## WHAT IS REQUIRED
In the listing below, locate the lines that hold "государственной" and copy them.

-- begin RECORDS FOR THE EXERCISE --

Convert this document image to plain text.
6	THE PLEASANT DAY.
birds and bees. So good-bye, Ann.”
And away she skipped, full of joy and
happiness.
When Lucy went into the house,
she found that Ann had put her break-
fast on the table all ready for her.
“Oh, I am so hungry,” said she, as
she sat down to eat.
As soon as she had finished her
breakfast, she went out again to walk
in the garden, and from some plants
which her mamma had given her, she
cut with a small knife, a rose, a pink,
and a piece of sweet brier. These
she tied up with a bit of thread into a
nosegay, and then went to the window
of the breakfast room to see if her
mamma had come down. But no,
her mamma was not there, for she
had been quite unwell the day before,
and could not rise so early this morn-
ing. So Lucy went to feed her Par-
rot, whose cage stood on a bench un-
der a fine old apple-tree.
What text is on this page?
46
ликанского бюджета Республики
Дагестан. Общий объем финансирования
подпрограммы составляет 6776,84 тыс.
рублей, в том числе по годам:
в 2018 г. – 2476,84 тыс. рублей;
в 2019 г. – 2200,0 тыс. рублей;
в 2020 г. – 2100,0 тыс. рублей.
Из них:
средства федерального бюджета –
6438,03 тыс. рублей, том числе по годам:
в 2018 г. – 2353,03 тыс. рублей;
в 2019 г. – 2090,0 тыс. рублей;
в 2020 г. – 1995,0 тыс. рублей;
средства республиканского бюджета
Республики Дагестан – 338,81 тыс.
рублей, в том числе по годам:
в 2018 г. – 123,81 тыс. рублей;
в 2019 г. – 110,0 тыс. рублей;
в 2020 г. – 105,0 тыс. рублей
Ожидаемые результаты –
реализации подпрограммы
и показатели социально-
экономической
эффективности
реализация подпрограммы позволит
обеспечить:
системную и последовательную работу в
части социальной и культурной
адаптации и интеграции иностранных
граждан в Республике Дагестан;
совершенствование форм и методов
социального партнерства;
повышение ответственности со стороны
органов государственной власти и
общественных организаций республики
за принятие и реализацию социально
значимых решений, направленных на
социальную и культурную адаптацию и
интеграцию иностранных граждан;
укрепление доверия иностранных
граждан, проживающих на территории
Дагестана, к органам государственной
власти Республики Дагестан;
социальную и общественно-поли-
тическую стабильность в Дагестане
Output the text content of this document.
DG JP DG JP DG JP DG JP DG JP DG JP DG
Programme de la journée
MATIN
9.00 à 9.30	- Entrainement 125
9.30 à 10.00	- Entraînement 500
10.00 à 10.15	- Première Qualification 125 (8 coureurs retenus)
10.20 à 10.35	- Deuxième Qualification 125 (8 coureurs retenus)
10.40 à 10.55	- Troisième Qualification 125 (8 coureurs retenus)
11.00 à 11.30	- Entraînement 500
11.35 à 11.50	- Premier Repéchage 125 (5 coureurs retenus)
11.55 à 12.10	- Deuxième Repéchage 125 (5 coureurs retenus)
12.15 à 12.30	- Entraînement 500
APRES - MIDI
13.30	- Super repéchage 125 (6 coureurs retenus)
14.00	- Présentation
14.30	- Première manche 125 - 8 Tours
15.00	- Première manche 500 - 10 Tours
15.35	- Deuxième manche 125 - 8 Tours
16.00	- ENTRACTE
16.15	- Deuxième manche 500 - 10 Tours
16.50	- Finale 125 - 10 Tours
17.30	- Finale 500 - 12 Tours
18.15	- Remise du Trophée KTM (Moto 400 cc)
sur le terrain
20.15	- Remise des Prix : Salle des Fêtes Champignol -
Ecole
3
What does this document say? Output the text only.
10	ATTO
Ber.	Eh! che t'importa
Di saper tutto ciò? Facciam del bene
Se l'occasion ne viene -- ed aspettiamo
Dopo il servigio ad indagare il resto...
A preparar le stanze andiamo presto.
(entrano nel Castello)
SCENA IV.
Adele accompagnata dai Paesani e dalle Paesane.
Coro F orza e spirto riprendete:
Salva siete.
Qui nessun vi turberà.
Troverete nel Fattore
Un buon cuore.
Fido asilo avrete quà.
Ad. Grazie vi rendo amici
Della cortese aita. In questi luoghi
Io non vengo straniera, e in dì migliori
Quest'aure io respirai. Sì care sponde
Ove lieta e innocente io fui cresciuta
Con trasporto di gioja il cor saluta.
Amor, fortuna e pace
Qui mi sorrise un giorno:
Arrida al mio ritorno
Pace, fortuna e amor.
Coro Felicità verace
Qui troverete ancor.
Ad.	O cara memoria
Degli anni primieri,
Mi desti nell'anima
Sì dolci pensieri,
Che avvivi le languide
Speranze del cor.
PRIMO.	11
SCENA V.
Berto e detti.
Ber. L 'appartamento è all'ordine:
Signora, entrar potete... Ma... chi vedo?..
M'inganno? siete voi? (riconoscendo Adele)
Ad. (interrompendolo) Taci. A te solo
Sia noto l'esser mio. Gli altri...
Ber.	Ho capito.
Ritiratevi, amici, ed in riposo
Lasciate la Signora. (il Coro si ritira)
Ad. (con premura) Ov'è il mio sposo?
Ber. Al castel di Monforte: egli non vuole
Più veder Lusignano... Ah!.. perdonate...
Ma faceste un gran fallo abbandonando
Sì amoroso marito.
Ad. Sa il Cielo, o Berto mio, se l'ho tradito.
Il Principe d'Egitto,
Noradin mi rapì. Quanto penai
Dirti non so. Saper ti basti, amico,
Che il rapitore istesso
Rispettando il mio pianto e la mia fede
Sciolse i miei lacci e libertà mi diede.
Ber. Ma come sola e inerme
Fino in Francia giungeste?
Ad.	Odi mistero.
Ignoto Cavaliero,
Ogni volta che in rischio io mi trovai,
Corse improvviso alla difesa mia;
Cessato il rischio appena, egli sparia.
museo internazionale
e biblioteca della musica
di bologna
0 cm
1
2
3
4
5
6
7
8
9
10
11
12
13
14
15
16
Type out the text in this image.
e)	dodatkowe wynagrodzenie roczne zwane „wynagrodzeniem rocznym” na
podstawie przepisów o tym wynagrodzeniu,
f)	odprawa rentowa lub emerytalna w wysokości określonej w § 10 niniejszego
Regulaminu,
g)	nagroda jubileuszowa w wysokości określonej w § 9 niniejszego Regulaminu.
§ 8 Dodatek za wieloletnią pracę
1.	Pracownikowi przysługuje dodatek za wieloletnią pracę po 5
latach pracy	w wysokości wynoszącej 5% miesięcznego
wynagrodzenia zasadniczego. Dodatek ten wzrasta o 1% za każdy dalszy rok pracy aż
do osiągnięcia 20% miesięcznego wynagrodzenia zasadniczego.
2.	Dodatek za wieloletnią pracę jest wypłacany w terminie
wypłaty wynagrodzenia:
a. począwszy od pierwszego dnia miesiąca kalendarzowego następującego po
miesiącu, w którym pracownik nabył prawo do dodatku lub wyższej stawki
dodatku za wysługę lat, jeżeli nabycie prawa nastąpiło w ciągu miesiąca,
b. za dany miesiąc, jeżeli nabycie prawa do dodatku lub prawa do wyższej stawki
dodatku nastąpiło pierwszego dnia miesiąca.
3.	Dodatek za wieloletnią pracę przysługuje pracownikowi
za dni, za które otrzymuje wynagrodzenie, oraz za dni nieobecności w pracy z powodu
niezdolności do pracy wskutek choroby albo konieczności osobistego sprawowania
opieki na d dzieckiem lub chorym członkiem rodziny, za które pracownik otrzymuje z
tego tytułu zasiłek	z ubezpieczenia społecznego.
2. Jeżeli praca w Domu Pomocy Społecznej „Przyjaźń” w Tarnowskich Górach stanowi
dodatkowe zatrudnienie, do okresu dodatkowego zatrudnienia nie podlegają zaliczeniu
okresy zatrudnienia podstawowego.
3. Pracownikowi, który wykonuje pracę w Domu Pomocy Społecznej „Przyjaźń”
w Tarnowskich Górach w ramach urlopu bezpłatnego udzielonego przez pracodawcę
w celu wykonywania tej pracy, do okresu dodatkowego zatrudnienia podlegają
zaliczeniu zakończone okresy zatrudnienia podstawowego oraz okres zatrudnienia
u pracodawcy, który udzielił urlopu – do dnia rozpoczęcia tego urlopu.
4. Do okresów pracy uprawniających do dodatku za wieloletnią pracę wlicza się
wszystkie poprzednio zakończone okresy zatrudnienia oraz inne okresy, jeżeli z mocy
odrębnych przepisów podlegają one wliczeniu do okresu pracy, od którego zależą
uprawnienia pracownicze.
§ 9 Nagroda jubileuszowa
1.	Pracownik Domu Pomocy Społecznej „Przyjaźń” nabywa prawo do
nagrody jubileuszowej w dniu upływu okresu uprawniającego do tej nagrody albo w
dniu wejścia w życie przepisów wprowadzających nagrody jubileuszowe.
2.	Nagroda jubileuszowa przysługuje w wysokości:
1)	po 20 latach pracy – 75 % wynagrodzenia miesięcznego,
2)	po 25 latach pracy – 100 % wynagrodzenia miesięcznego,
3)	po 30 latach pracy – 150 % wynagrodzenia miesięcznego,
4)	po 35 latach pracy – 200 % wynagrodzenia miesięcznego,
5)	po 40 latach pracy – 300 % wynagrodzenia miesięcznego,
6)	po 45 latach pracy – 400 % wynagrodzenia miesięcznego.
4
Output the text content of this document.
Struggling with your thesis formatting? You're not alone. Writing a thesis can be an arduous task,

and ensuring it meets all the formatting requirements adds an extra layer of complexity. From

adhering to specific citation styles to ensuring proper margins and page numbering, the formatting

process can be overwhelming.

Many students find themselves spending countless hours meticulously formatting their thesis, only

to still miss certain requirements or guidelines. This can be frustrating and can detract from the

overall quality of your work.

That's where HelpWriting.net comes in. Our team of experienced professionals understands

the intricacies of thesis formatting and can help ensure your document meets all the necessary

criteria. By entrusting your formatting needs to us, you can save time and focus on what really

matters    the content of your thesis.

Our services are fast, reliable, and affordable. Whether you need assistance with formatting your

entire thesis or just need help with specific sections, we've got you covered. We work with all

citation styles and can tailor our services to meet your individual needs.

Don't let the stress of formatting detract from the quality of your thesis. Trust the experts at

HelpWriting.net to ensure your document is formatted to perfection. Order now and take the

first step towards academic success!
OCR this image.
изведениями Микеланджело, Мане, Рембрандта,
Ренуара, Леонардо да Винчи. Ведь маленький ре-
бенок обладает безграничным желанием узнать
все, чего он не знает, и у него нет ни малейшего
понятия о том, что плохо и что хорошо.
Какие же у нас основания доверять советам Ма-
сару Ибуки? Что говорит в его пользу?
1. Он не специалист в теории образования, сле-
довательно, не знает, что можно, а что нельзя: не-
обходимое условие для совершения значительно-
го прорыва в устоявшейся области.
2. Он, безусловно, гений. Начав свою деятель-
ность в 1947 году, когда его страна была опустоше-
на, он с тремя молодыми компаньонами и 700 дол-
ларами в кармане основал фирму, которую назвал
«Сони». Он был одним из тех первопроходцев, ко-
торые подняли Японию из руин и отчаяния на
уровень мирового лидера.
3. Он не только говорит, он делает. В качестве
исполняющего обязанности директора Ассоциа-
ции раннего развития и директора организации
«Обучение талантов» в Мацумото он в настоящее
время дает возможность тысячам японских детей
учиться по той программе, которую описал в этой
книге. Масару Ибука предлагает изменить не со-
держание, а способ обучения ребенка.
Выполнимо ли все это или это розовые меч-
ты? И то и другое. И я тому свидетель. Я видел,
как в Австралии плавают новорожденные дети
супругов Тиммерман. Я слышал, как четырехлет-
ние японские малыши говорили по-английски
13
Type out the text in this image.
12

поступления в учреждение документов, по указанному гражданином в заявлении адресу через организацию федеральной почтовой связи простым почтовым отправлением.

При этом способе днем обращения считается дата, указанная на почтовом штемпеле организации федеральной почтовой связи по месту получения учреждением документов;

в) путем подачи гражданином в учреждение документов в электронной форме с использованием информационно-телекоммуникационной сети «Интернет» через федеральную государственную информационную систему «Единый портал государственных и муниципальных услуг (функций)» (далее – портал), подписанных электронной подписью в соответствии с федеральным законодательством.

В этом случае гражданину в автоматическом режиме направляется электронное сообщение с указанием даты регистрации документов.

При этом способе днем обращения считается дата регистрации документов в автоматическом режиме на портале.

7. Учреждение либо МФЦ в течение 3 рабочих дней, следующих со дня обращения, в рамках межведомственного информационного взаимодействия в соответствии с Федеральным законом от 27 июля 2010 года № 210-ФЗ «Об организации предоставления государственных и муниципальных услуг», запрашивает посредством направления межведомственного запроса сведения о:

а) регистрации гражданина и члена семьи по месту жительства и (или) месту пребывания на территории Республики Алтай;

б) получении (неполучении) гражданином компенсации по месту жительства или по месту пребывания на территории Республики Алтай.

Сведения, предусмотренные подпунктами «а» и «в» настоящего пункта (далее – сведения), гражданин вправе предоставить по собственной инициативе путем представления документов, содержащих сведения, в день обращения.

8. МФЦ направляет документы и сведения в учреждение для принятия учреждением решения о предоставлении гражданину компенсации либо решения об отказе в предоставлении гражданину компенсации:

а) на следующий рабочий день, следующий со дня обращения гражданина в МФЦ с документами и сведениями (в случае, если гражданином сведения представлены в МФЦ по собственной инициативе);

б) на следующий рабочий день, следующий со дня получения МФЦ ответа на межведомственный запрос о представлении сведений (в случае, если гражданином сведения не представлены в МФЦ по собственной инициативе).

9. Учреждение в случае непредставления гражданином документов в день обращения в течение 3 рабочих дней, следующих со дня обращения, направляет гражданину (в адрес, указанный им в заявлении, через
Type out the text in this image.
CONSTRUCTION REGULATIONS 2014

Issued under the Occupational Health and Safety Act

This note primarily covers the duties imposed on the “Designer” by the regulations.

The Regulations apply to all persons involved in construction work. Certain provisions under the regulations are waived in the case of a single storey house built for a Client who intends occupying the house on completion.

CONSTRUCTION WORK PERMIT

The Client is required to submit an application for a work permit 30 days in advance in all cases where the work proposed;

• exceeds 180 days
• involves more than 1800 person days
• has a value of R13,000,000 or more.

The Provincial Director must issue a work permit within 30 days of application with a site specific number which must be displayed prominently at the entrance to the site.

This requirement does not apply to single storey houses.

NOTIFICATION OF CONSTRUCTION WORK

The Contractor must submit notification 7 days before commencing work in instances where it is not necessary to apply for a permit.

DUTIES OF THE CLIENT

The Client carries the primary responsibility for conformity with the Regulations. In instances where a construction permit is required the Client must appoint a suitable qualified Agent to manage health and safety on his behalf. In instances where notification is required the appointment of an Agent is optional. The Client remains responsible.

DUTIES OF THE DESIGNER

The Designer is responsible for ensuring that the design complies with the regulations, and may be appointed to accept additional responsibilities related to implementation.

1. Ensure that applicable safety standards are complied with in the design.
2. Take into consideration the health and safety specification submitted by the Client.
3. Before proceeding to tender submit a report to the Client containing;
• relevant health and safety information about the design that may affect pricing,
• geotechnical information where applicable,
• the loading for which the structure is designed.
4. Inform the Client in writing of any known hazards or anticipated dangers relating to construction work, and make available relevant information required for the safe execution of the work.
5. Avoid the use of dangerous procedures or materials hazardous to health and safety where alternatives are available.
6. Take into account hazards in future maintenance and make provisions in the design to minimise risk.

-- end RECORDS FOR THE EXERCISE --

## ANSWER FOR THE TASK
органов государственной власти и
Дагестана, к органам государственной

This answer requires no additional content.